[Lines of data]
## Begin

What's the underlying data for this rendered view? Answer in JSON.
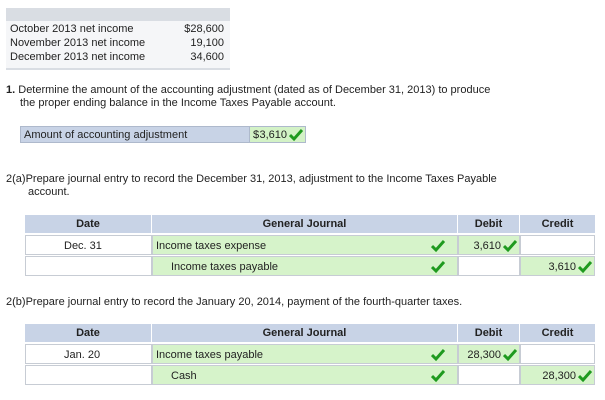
{
  "income": {
    "rows": [
      {
        "label": "October 2013 net income",
        "amount": "$28,600"
      },
      {
        "label": "November 2013 net income",
        "amount": "19,100"
      },
      {
        "label": "December 2013 net income",
        "amount": "34,600"
      }
    ]
  },
  "q1": {
    "number": "1.",
    "text_line1": "Determine the amount of the accounting adjustment (dated as of December 31, 2013) to produce",
    "text_line2": "the proper ending balance in the Income Taxes Payable account.",
    "adjustment_label": "Amount of accounting adjustment",
    "currency": "$",
    "adjustment_value": "3,610"
  },
  "q2a": {
    "number": "2(a)",
    "text_line1": "Prepare journal entry to record the December 31, 2013, adjustment to the Income Taxes Payable",
    "text_line2": "account.",
    "headers": {
      "date": "Date",
      "journal": "General Journal",
      "debit": "Debit",
      "credit": "Credit"
    },
    "rows": [
      {
        "date": "Dec. 31",
        "account": "Income taxes expense",
        "debit": "3,610",
        "credit": ""
      },
      {
        "date": "",
        "account": "Income taxes payable",
        "debit": "",
        "credit": "3,610"
      }
    ]
  },
  "q2b": {
    "number": "2(b)",
    "text_line1": "Prepare journal entry to record the January 20, 2014, payment of the fourth-quarter taxes.",
    "headers": {
      "date": "Date",
      "journal": "General Journal",
      "debit": "Debit",
      "credit": "Credit"
    },
    "rows": [
      {
        "date": "Jan. 20",
        "account": "Income taxes payable",
        "debit": "28,300",
        "credit": ""
      },
      {
        "date": "",
        "account": "Cash",
        "debit": "",
        "credit": "28,300"
      }
    ]
  },
  "colors": {
    "header_blue": "#c8d3e6",
    "correct_green": "#d6f3ca",
    "check_green": "#1f9a1f"
  }
}
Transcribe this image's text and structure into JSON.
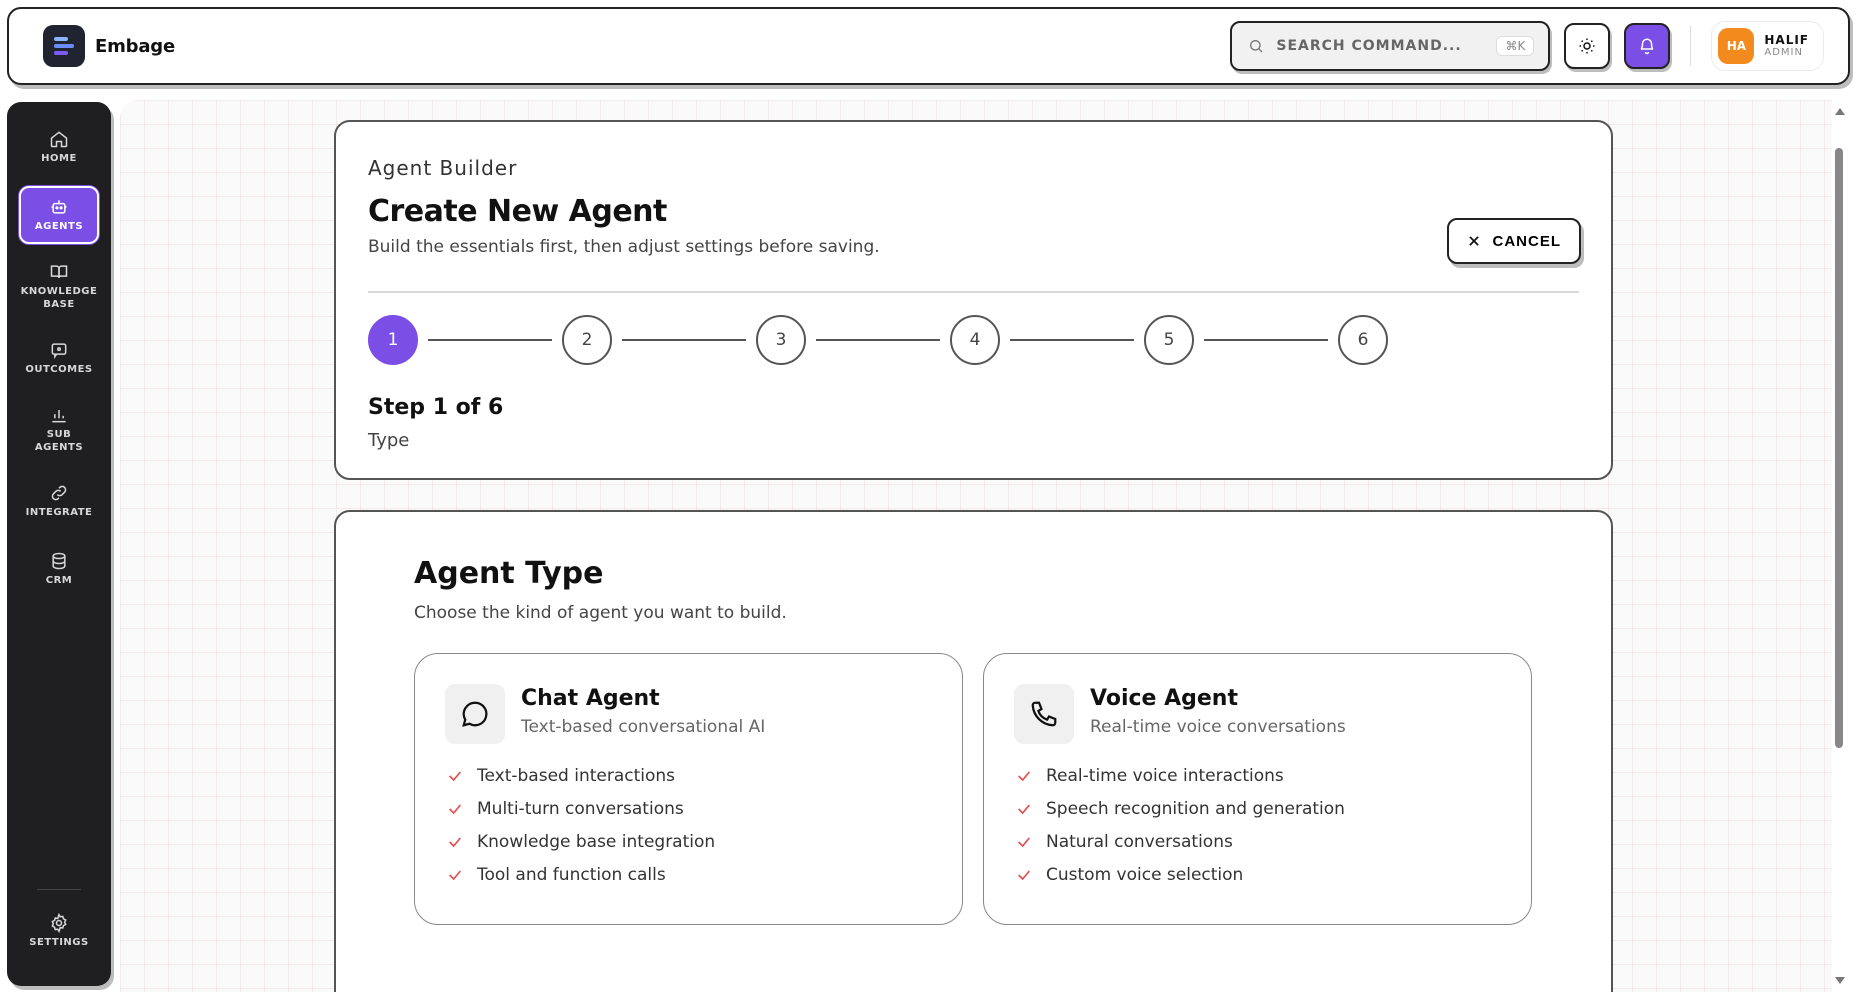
{
  "header": {
    "brand_name": "Embage",
    "search_placeholder": "SEARCH COMMAND...",
    "search_shortcut": "⌘K",
    "user": {
      "initials": "HA",
      "name": "HALIF",
      "role": "ADMIN"
    }
  },
  "sidebar": {
    "items": [
      {
        "label": "HOME",
        "icon": "home-icon"
      },
      {
        "label": "AGENTS",
        "icon": "robot-icon",
        "active": true
      },
      {
        "label": "KNOWLEDGE BASE",
        "icon": "book-icon"
      },
      {
        "label": "OUTCOMES",
        "icon": "chat-bubble-icon"
      },
      {
        "label": "SUB AGENTS",
        "icon": "bar-chart-icon"
      },
      {
        "label": "INTEGRATE",
        "icon": "link-icon"
      },
      {
        "label": "CRM",
        "icon": "database-icon"
      }
    ],
    "settings_label": "SETTINGS"
  },
  "builder": {
    "eyebrow": "Agent Builder",
    "title": "Create New Agent",
    "subtitle": "Build the essentials first, then adjust settings before saving.",
    "cancel_label": "CANCEL",
    "steps": [
      "1",
      "2",
      "3",
      "4",
      "5",
      "6"
    ],
    "current_step": 1,
    "step_title": "Step 1 of 6",
    "step_name": "Type"
  },
  "agent_type": {
    "title": "Agent Type",
    "subtitle": "Choose the kind of agent you want to build.",
    "cards": [
      {
        "title": "Chat Agent",
        "subtitle": "Text-based conversational AI",
        "icon": "chat-icon",
        "features": [
          "Text-based interactions",
          "Multi-turn conversations",
          "Knowledge base integration",
          "Tool and function calls"
        ]
      },
      {
        "title": "Voice Agent",
        "subtitle": "Real-time voice conversations",
        "icon": "phone-icon",
        "features": [
          "Real-time voice interactions",
          "Speech recognition and generation",
          "Natural conversations",
          "Custom voice selection"
        ]
      }
    ]
  },
  "colors": {
    "accent": "#7b4ee6",
    "sidebar_bg": "#1f1f21",
    "check": "#e05050",
    "avatar": "#f28a1e"
  }
}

## End

**What is needed**
Copy every line that contains the string "December".

**Written response**
        "label": "December 2013 net income",
    "text_line1": "Determine the amount of the accounting adjustment (dated as of December 31, 2013) to produce",
    "text_line1": "Prepare journal entry to record the December 31, 2013, adjustment to the Income Taxes Payable",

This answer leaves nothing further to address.